**WHAT YOU ARE ASKED TO DO:**
Among the records below, find each line bearing the word "Einfluß" and copy it.
(DATA LISTING begins)
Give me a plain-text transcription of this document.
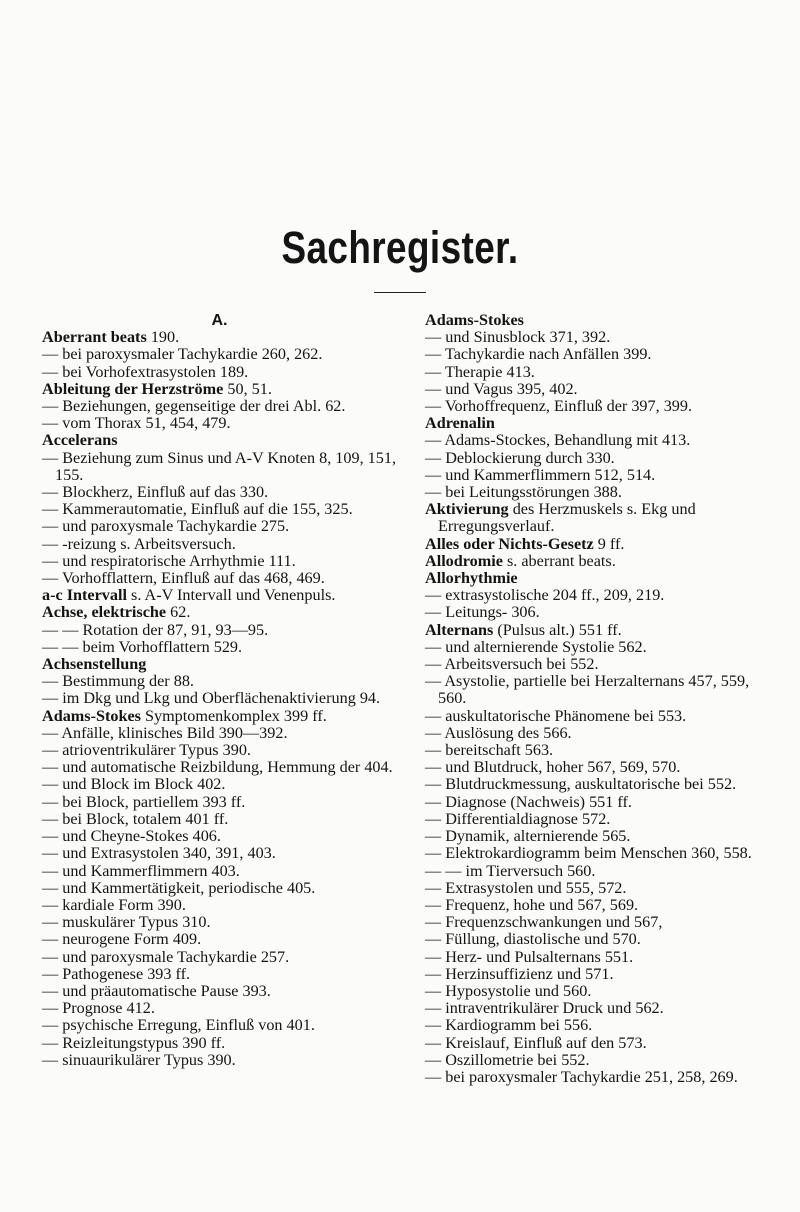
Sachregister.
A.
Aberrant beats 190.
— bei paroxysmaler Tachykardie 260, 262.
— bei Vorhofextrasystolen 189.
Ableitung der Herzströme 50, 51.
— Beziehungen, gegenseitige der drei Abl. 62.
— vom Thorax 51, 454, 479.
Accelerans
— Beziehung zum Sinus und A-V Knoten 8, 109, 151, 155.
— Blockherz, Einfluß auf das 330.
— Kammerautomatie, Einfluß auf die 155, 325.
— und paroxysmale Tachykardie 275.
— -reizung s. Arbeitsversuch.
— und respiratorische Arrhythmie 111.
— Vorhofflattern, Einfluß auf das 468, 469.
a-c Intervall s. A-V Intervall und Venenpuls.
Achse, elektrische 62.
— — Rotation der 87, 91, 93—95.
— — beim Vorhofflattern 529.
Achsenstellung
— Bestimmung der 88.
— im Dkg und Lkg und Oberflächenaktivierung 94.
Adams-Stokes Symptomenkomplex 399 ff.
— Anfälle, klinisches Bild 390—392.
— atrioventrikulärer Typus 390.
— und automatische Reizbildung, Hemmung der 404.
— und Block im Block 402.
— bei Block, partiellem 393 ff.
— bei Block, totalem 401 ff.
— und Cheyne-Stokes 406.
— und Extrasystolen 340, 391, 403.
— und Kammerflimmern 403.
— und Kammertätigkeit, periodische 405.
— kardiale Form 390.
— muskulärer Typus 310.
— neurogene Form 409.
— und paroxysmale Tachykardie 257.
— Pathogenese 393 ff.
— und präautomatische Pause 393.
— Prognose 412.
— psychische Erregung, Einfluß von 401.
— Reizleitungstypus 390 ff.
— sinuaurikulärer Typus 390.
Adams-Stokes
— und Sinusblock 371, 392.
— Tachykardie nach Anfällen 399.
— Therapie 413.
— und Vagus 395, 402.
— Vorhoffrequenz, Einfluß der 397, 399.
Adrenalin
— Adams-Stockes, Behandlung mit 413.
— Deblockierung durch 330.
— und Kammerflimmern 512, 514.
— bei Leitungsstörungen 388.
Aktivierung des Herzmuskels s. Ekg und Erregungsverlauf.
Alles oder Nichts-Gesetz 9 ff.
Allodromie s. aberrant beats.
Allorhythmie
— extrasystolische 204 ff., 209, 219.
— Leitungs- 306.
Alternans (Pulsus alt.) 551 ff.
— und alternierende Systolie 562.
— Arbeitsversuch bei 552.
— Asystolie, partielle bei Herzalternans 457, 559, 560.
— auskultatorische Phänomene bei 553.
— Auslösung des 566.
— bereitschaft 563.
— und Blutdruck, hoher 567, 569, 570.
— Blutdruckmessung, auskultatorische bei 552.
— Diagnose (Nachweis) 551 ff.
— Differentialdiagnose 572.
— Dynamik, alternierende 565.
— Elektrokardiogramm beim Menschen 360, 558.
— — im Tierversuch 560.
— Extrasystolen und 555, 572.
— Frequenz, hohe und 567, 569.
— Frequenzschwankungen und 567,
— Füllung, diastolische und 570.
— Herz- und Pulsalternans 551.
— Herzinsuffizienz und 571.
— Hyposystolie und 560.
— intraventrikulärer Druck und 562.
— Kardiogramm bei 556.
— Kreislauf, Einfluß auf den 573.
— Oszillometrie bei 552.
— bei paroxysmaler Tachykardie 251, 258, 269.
(DATA LISTING ends)
(DATA LISTING begins)
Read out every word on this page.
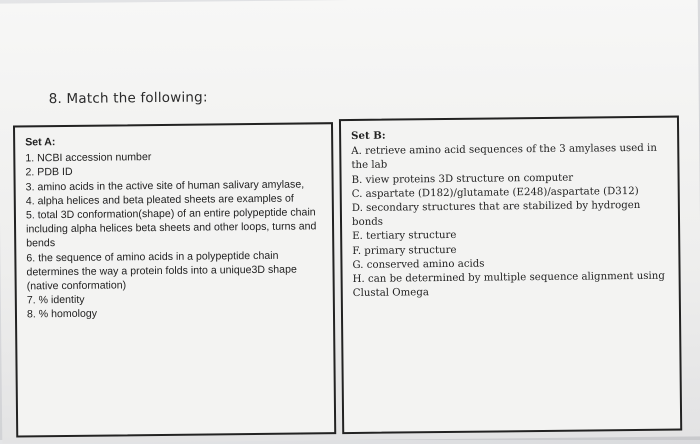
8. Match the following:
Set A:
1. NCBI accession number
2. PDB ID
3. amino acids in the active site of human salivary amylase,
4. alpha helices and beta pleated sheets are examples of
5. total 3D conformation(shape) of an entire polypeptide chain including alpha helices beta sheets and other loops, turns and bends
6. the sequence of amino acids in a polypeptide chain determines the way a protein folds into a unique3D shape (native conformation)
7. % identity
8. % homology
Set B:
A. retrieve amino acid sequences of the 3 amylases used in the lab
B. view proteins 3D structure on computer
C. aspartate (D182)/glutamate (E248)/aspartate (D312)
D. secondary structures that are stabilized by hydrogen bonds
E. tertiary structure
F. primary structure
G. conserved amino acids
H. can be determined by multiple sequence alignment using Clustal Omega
(DATA LISTING ends)
**RESULT OF THE EXERCISE:**
— Blockherz, Einfluß auf das 330.
— Kammerautomatie, Einfluß auf die 155, 325.
— Vorhofflattern, Einfluß auf das 468, 469.
— psychische Erregung, Einfluß von 401.
— Vorhoffrequenz, Einfluß der 397, 399.
— Kreislauf, Einfluß auf den 573.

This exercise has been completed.